EXERCISE BRIEF:
Below is the data. Give it again, complete and exact.

+===+

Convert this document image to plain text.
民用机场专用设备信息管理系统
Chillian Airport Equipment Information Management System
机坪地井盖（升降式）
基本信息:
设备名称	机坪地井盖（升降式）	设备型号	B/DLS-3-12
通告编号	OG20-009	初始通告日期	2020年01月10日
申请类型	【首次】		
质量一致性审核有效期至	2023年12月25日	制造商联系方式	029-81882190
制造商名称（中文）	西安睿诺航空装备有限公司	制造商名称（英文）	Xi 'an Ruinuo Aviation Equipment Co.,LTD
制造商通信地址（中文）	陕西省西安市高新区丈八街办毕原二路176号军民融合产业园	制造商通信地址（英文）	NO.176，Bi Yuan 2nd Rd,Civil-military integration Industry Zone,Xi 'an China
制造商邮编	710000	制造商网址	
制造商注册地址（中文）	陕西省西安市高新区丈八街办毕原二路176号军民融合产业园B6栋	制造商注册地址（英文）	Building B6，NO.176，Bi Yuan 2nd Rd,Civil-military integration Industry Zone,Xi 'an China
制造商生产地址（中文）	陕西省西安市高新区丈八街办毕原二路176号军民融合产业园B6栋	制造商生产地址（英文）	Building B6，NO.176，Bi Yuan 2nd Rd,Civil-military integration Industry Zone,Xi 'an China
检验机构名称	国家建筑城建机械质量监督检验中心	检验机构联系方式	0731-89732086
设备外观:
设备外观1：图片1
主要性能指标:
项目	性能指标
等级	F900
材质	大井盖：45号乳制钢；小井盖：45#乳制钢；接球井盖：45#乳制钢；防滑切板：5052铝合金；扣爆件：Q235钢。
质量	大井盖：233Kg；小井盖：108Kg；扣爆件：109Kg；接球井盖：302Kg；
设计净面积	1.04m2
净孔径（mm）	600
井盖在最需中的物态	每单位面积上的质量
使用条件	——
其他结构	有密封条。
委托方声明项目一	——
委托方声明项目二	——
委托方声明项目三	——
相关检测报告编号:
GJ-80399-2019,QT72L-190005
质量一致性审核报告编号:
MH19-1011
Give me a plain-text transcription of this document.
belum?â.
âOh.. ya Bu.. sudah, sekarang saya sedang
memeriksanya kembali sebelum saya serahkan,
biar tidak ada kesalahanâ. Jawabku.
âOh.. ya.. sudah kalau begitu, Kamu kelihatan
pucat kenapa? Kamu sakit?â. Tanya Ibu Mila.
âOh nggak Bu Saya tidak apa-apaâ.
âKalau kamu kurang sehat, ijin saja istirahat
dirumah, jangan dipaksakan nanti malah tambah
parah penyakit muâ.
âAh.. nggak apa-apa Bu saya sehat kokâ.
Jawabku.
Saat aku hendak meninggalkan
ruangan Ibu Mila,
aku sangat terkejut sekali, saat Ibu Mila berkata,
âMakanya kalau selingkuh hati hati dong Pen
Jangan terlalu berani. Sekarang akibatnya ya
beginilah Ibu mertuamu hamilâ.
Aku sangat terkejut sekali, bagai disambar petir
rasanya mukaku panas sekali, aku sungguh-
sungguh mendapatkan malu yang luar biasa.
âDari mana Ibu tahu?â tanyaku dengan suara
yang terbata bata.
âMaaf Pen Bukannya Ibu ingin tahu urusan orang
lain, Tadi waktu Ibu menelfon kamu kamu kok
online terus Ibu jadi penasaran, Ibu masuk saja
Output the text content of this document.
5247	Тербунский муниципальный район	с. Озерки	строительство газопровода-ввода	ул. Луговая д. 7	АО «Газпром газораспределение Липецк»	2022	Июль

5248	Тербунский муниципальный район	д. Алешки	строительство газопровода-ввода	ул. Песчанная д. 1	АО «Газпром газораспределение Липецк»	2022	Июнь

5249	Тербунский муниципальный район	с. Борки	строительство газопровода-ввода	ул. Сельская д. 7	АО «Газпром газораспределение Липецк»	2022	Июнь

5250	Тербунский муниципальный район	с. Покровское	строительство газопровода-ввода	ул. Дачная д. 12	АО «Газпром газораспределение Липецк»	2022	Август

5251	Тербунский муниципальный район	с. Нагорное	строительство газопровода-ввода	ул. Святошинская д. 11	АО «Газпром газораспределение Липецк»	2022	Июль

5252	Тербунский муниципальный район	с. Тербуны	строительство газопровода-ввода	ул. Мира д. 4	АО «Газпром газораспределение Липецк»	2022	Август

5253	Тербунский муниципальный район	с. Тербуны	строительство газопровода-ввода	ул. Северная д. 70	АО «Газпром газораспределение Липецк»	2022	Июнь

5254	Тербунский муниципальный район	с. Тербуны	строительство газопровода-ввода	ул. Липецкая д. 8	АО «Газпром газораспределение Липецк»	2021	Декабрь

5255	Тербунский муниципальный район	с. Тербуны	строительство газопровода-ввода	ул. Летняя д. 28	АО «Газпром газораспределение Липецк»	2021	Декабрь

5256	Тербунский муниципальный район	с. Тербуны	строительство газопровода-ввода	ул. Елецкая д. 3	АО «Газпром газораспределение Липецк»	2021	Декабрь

+===+

RIGHT ANSWER:
Convert this document image to plain text.
民用机场专用设备信息管理系统
Chillian Airport Equipment Information Management System
机坪地井盖（升降式）
基本信息:
设备名称	机坪地井盖（升降式）	设备型号	B/DLS-3-12
通告编号	OG20-009	初始通告日期	2020年01月10日
申请类型	【首次】		
质量一致性审核有效期至	2023年12月25日	制造商联系方式	029-81882190
制造商名称（中文）	西安睿诺航空装备有限公司	制造商名称（英文）	Xi 'an Ruinuo Aviation Equipment Co.,LTD
制造商通信地址（中文）	陕西省西安市高新区丈八街办毕原二路176号军民融合产业园	制造商通信地址（英文）	NO.176，Bi Yuan 2nd Rd,Civil-military integration Industry Zone,Xi 'an China
制造商邮编	710000	制造商网址	
制造商注册地址（中文）	陕西省西安市高新区丈八街办毕原二路176号军民融合产业园B6栋	制造商注册地址（英文）	Building B6，NO.176，Bi Yuan 2nd Rd,Civil-military integration Industry Zone,Xi 'an China
制造商生产地址（中文）	陕西省西安市高新区丈八街办毕原二路176号军民融合产业园B6栋	制造商生产地址（英文）	Building B6，NO.176，Bi Yuan 2nd Rd,Civil-military integration Industry Zone,Xi 'an China
检验机构名称	国家建筑城建机械质量监督检验中心	检验机构联系方式	0731-89732086
设备外观:
设备外观1：图片1
主要性能指标:
项目	性能指标
等级	F900
材质	大井盖：45号乳制钢；小井盖：45#乳制钢；接球井盖：45#乳制钢；防滑切板：5052铝合金；扣爆件：Q235钢。
质量	大井盖：233Kg；小井盖：108Kg；扣爆件：109Kg；接球井盖：302Kg；
设计净面积	1.04m2
净孔径（mm）	600
井盖在最需中的物态	每单位面积上的质量
使用条件	——
其他结构	有密封条。
委托方声明项目一	——
委托方声明项目二	——
委托方声明项目三	——
相关检测报告编号:
GJ-80399-2019,QT72L-190005
质量一致性审核报告编号:
MH19-1011
Give me a plain-text transcription of this document.
belum?â.
âOh.. ya Bu.. sudah, sekarang saya sedang
memeriksanya kembali sebelum saya serahkan,
biar tidak ada kesalahanâ. Jawabku.
âOh.. ya.. sudah kalau begitu, Kamu kelihatan
pucat kenapa? Kamu sakit?â. Tanya Ibu Mila.
âOh nggak Bu Saya tidak apa-apaâ.
âKalau kamu kurang sehat, ijin saja istirahat
dirumah, jangan dipaksakan nanti malah tambah
parah penyakit muâ.
âAh.. nggak apa-apa Bu saya sehat kokâ.
Jawabku.
Saat aku hendak meninggalkan
ruangan Ibu Mila,
aku sangat terkejut sekali, saat Ibu Mila berkata,
âMakanya kalau selingkuh hati hati dong Pen
Jangan terlalu berani. Sekarang akibatnya ya
beginilah Ibu mertuamu hamilâ.
Aku sangat terkejut sekali, bagai disambar petir
rasanya mukaku panas sekali, aku sungguh-
sungguh mendapatkan malu yang luar biasa.
âDari mana Ibu tahu?â tanyaku dengan suara
yang terbata bata.
âMaaf Pen Bukannya Ibu ingin tahu urusan orang
lain, Tadi waktu Ibu menelfon kamu kamu kok
online terus Ibu jadi penasaran, Ibu masuk saja
Output the text content of this document.
5247	Тербунский муниципальный район	с. Озерки	строительство газопровода-ввода	ул. Луговая д. 7	АО «Газпром газораспределение Липецк»	2022	Июль

5248	Тербунский муниципальный район	д. Алешки	строительство газопровода-ввода	ул. Песчанная д. 1	АО «Газпром газораспределение Липецк»	2022	Июнь

5249	Тербунский муниципальный район	с. Борки	строительство газопровода-ввода	ул. Сельская д. 7	АО «Газпром газораспределение Липецк»	2022	Июнь

5250	Тербунский муниципальный район	с. Покровское	строительство газопровода-ввода	ул. Дачная д. 12	АО «Газпром газораспределение Липецк»	2022	Август

5251	Тербунский муниципальный район	с. Нагорное	строительство газопровода-ввода	ул. Святошинская д. 11	АО «Газпром газораспределение Липецк»	2022	Июль

5252	Тербунский муниципальный район	с. Тербуны	строительство газопровода-ввода	ул. Мира д. 4	АО «Газпром газораспределение Липецк»	2022	Август

5253	Тербунский муниципальный район	с. Тербуны	строительство газопровода-ввода	ул. Северная д. 70	АО «Газпром газораспределение Липецк»	2022	Июнь

5254	Тербунский муниципальный район	с. Тербуны	строительство газопровода-ввода	ул. Липецкая д. 8	АО «Газпром газораспределение Липецк»	2021	Декабрь

5255	Тербунский муниципальный район	с. Тербуны	строительство газопровода-ввода	ул. Летняя д. 28	АО «Газпром газораспределение Липецк»	2021	Декабрь

5256	Тербунский муниципальный район	с. Тербуны	строительство газопровода-ввода	ул. Елецкая д. 3	АО «Газпром газораспределение Липецк»	2021	Декабрь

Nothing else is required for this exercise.